Dataset records:
⁂

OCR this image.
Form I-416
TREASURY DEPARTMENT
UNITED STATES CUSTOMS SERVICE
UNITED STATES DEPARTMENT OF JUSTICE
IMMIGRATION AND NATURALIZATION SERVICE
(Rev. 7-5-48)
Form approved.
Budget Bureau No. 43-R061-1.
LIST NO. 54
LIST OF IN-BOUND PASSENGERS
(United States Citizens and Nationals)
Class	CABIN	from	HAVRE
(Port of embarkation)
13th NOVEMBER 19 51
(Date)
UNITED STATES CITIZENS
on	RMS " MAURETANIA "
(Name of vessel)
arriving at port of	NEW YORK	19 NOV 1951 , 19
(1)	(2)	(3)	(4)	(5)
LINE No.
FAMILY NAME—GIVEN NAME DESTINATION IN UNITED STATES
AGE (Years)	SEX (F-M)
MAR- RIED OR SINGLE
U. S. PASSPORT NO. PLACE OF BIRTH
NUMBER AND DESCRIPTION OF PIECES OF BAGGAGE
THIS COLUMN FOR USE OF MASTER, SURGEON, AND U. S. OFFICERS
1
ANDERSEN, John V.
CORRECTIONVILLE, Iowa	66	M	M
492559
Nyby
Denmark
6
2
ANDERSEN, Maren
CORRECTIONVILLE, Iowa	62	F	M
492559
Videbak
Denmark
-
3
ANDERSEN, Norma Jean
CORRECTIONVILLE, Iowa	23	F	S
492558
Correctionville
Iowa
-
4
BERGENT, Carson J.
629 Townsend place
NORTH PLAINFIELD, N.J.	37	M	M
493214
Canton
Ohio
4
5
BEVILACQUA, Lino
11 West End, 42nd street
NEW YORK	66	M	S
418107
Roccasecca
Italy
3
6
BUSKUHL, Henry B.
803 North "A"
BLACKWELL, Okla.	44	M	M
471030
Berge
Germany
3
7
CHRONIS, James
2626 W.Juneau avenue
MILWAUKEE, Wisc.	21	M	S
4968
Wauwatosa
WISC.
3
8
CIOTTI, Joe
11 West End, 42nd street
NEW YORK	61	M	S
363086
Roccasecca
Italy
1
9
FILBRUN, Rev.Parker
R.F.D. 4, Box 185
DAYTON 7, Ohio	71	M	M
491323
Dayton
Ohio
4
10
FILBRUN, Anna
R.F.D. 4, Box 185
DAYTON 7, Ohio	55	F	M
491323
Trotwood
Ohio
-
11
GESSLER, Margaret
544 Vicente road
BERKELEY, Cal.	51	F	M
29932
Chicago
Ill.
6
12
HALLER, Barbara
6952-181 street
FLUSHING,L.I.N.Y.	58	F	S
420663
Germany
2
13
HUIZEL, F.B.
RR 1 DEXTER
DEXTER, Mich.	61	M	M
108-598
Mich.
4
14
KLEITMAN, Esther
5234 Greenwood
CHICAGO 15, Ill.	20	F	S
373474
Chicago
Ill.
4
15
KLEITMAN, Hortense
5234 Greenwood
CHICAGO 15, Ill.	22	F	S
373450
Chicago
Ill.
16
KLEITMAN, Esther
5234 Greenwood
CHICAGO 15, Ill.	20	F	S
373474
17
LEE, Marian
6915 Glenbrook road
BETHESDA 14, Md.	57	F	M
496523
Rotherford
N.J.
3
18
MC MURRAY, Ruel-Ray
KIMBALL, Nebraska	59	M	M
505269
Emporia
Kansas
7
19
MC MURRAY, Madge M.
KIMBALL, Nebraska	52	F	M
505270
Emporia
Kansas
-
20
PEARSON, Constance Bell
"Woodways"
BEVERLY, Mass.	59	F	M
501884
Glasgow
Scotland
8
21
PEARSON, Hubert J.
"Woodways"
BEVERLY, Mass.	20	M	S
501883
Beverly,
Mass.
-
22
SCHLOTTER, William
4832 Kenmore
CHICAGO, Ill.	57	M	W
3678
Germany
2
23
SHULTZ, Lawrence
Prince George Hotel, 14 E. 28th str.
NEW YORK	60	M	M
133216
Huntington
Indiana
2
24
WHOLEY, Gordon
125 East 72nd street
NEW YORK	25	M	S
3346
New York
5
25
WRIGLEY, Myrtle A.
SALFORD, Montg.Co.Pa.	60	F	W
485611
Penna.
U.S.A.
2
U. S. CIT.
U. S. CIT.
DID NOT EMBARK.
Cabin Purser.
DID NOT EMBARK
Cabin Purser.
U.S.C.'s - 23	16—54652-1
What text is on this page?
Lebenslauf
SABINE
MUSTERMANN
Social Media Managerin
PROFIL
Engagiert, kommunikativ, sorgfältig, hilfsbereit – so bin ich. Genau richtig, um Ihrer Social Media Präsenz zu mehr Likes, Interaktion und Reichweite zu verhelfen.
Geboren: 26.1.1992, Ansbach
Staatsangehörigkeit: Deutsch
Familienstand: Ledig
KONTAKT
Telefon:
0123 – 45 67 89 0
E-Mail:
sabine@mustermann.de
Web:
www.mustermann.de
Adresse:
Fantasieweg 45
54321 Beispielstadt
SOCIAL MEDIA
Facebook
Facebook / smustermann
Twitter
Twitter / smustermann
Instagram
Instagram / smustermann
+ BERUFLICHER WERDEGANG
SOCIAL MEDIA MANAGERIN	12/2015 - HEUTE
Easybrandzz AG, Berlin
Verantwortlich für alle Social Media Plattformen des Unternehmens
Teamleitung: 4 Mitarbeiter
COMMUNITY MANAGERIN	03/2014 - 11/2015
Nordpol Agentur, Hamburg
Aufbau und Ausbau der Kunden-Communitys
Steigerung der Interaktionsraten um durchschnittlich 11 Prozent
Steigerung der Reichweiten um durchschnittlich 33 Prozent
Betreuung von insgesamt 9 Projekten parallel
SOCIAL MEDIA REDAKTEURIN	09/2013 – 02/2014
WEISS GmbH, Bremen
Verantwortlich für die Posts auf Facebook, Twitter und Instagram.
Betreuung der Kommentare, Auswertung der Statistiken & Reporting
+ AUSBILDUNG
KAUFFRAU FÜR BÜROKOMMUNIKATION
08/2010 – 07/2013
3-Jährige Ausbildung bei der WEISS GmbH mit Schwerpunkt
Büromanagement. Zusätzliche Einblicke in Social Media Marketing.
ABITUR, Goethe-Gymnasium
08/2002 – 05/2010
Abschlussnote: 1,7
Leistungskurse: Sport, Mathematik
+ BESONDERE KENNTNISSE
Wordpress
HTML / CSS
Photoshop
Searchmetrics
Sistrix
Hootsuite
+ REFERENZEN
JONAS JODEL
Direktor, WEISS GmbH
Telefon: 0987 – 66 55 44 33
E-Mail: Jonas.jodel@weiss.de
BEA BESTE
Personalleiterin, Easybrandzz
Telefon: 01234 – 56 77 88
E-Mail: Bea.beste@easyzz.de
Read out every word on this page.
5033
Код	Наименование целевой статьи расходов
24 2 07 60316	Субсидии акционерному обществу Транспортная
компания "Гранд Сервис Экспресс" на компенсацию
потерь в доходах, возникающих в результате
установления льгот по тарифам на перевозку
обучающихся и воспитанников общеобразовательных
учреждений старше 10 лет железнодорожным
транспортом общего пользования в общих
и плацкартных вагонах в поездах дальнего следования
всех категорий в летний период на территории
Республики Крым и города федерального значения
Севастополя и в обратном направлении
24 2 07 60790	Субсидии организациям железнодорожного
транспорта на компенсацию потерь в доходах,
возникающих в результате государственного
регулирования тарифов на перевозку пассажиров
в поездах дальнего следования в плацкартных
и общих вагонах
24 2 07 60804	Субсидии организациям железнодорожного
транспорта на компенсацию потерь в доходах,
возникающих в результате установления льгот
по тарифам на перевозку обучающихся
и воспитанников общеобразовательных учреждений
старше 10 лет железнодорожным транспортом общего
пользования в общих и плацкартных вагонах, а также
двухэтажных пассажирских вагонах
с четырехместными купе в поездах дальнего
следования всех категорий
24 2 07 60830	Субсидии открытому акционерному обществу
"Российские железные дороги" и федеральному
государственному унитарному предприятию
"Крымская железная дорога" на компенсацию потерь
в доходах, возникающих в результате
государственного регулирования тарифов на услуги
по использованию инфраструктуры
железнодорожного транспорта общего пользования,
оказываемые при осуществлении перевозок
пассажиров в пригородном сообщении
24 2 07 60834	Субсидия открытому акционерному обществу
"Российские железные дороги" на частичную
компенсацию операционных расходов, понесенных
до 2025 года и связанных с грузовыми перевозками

⁂

TASK -
Pick out every line holding the string "регулирования" and return it.

OUTPUT OF THE EXERCISE -
регулирования тарифов на перевозку пассажиров
государственного регулирования тарифов на услуги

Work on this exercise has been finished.